**Exercise aim**
In the listing that follows, how many lines contain "Betriebsstunden"? Give the number only.

★ ★ ★

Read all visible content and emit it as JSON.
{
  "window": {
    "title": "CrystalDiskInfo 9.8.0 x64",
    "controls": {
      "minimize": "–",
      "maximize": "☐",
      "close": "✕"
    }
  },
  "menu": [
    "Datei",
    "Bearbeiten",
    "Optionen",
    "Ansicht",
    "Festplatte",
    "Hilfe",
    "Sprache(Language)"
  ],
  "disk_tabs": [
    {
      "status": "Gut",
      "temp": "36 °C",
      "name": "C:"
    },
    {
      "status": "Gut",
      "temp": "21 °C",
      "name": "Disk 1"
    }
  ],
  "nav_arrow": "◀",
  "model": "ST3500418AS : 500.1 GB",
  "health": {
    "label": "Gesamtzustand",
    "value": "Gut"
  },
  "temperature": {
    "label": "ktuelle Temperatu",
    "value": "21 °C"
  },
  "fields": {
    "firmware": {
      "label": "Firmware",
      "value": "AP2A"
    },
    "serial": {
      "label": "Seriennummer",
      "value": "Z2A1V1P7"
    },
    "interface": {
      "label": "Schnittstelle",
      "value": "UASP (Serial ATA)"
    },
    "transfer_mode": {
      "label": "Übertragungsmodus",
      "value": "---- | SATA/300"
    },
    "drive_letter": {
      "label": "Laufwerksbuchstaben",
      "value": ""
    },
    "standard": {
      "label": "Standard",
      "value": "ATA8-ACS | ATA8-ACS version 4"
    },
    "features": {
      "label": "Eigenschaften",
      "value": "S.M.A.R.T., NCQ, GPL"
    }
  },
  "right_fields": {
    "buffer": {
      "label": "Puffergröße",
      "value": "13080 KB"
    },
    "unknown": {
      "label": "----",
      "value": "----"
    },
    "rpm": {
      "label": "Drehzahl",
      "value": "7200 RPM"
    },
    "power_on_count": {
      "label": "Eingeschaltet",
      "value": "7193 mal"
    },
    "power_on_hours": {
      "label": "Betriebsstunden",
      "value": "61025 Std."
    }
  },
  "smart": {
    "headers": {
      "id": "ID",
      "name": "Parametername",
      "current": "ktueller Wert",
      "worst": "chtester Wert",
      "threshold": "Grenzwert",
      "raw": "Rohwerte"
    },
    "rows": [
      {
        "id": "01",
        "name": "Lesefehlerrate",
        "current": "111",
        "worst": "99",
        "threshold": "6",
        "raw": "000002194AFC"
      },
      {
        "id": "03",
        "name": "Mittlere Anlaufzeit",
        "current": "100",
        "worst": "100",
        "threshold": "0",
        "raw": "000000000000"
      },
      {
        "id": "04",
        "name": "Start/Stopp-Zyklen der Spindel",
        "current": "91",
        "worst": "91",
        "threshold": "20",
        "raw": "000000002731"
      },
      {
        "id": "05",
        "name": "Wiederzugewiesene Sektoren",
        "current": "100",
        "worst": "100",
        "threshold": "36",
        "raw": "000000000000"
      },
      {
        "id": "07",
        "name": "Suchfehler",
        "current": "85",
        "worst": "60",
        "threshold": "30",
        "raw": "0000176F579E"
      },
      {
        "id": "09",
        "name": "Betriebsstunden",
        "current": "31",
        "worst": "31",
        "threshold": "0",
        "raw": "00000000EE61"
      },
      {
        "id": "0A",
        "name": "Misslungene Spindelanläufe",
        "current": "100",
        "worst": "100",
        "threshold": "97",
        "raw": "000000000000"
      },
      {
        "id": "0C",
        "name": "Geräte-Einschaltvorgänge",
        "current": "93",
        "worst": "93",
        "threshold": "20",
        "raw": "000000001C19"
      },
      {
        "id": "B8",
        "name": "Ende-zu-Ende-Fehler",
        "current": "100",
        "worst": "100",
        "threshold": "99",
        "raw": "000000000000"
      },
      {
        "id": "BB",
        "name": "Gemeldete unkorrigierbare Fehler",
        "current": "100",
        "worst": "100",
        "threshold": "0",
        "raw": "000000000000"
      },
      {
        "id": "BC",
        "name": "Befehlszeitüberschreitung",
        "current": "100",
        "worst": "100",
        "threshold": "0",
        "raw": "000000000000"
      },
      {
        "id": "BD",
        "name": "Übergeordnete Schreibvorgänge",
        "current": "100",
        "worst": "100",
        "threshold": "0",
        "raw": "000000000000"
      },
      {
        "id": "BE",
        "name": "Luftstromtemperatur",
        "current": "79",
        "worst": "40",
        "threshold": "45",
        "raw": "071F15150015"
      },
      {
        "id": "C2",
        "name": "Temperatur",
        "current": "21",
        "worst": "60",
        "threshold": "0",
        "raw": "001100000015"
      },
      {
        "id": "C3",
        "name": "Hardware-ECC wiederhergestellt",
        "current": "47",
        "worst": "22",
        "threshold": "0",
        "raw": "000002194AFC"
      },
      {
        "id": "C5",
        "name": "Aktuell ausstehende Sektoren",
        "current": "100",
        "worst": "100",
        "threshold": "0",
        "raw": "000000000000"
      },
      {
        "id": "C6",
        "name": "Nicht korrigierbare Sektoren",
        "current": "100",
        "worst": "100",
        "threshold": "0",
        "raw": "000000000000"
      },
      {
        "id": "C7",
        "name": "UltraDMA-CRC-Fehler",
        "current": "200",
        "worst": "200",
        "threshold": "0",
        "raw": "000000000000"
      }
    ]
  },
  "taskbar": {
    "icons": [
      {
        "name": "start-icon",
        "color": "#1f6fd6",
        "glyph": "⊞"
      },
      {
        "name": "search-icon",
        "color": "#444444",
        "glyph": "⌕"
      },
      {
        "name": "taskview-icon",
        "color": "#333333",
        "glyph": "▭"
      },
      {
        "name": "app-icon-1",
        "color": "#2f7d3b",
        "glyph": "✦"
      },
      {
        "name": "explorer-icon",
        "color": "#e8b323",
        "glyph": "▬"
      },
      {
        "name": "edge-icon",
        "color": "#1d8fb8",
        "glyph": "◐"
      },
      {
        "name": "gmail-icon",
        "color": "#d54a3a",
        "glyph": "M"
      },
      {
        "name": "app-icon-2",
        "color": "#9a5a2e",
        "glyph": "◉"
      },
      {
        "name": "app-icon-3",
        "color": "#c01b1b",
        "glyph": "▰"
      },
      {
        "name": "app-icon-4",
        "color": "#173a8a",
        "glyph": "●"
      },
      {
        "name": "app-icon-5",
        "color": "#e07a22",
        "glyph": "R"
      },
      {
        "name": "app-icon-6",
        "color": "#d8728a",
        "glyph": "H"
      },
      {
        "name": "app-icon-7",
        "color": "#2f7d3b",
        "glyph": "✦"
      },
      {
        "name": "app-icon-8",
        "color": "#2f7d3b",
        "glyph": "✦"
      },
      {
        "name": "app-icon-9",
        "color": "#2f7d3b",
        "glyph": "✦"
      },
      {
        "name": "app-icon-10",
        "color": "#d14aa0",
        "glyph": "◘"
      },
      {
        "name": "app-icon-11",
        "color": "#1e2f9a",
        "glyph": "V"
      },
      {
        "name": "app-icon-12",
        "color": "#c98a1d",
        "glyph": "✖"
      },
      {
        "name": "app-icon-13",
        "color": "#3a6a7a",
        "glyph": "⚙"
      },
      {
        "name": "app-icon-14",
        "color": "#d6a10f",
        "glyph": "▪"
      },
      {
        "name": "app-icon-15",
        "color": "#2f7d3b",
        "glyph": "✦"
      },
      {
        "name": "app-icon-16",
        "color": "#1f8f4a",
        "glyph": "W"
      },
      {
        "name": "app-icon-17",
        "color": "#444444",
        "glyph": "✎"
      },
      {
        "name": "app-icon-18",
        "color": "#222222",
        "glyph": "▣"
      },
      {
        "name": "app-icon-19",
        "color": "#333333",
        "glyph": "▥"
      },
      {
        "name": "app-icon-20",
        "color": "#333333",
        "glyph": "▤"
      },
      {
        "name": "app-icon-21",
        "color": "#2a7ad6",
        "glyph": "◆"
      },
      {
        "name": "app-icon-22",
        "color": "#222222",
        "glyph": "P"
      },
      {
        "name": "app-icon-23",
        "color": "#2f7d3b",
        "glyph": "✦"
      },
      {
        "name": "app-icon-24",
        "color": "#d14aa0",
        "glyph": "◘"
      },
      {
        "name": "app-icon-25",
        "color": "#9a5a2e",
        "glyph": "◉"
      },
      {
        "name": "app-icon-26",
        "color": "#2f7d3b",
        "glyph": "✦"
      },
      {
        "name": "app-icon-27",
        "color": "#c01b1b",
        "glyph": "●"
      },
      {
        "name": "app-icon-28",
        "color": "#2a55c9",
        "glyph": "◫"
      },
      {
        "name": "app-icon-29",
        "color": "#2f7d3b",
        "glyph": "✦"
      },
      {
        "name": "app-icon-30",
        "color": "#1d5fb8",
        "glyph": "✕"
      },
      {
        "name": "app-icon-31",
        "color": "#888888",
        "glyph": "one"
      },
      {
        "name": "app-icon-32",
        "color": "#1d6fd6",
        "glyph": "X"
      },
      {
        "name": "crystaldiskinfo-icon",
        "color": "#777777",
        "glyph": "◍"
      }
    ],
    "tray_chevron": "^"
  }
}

★ ★ ★

**Solution to this task**
2